— Start DATASET —

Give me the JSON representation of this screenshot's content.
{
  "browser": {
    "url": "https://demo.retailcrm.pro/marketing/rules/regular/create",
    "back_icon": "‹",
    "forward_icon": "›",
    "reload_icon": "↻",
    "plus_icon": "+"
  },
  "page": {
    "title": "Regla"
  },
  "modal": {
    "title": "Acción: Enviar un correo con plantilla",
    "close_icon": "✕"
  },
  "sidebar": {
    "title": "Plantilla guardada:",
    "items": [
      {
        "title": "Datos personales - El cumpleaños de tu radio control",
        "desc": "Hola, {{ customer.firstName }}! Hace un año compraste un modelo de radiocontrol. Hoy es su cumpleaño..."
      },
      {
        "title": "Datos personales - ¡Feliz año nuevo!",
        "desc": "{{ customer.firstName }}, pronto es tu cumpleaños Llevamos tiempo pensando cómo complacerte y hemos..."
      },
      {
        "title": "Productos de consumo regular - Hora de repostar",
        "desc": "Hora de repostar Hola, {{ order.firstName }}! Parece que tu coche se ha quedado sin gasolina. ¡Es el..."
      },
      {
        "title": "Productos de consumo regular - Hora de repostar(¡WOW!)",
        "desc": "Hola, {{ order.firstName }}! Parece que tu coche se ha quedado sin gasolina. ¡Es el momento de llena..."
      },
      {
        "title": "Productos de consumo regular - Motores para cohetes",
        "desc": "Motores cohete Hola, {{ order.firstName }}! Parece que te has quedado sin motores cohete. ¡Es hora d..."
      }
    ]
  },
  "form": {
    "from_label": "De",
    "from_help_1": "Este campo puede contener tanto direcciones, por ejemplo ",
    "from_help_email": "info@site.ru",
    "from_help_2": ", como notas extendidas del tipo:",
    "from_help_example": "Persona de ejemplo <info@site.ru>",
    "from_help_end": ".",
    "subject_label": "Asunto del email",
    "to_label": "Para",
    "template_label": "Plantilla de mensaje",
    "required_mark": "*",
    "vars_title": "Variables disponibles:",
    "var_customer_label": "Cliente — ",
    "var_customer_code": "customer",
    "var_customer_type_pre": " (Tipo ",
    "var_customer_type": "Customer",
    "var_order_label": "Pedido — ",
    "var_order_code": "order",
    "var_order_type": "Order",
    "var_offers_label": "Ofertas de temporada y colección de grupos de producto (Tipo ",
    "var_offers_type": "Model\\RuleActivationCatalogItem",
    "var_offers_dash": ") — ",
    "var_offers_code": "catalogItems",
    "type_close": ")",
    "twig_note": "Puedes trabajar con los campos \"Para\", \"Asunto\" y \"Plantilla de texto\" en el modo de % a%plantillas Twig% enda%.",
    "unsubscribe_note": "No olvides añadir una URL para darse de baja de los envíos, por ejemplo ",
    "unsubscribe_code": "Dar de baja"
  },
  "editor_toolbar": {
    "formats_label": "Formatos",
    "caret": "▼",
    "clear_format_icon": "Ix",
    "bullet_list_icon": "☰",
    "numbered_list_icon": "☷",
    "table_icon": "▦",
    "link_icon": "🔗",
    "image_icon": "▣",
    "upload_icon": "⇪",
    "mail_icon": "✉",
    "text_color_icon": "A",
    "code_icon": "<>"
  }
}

— End DATASET —

**WHAT THE TASK ASKS:** Copy down the whole of the data above, matching it exactly.

**RESPONSE:**
Give me the JSON representation of this screenshot's content.
{
  "browser": {
    "url": "https://demo.retailcrm.pro/marketing/rules/regular/create",
    "back_icon": "‹",
    "forward_icon": "›",
    "reload_icon": "↻",
    "plus_icon": "+"
  },
  "page": {
    "title": "Regla"
  },
  "modal": {
    "title": "Acción: Enviar un correo con plantilla",
    "close_icon": "✕"
  },
  "sidebar": {
    "title": "Plantilla guardada:",
    "items": [
      {
        "title": "Datos personales - El cumpleaños de tu radio control",
        "desc": "Hola, {{ customer.firstName }}! Hace un año compraste un modelo de radiocontrol. Hoy es su cumpleaño..."
      },
      {
        "title": "Datos personales - ¡Feliz año nuevo!",
        "desc": "{{ customer.firstName }}, pronto es tu cumpleaños Llevamos tiempo pensando cómo complacerte y hemos..."
      },
      {
        "title": "Productos de consumo regular - Hora de repostar",
        "desc": "Hora de repostar Hola, {{ order.firstName }}! Parece que tu coche se ha quedado sin gasolina. ¡Es el..."
      },
      {
        "title": "Productos de consumo regular - Hora de repostar(¡WOW!)",
        "desc": "Hola, {{ order.firstName }}! Parece que tu coche se ha quedado sin gasolina. ¡Es el momento de llena..."
      },
      {
        "title": "Productos de consumo regular - Motores para cohetes",
        "desc": "Motores cohete Hola, {{ order.firstName }}! Parece que te has quedado sin motores cohete. ¡Es hora d..."
      }
    ]
  },
  "form": {
    "from_label": "De",
    "from_help_1": "Este campo puede contener tanto direcciones, por ejemplo ",
    "from_help_email": "info@site.ru",
    "from_help_2": ", como notas extendidas del tipo:",
    "from_help_example": "Persona de ejemplo <info@site.ru>",
    "from_help_end": ".",
    "subject_label": "Asunto del email",
    "to_label": "Para",
    "template_label": "Plantilla de mensaje",
    "required_mark": "*",
    "vars_title": "Variables disponibles:",
    "var_customer_label": "Cliente — ",
    "var_customer_code": "customer",
    "var_customer_type_pre": " (Tipo ",
    "var_customer_type": "Customer",
    "var_order_label": "Pedido — ",
    "var_order_code": "order",
    "var_order_type": "Order",
    "var_offers_label": "Ofertas de temporada y colección de grupos de producto (Tipo ",
    "var_offers_type": "Model\\RuleActivationCatalogItem",
    "var_offers_dash": ") — ",
    "var_offers_code": "catalogItems",
    "type_close": ")",
    "twig_note": "Puedes trabajar con los campos \"Para\", \"Asunto\" y \"Plantilla de texto\" en el modo de % a%plantillas Twig% enda%.",
    "unsubscribe_note": "No olvides añadir una URL para darse de baja de los envíos, por ejemplo ",
    "unsubscribe_code": "Dar de baja"
  },
  "editor_toolbar": {
    "formats_label": "Formatos",
    "caret": "▼",
    "clear_format_icon": "Ix",
    "bullet_list_icon": "☰",
    "numbered_list_icon": "☷",
    "table_icon": "▦",
    "link_icon": "🔗",
    "image_icon": "▣",
    "upload_icon": "⇪",
    "mail_icon": "✉",
    "text_color_icon": "A",
    "code_icon": "<>"
  }
}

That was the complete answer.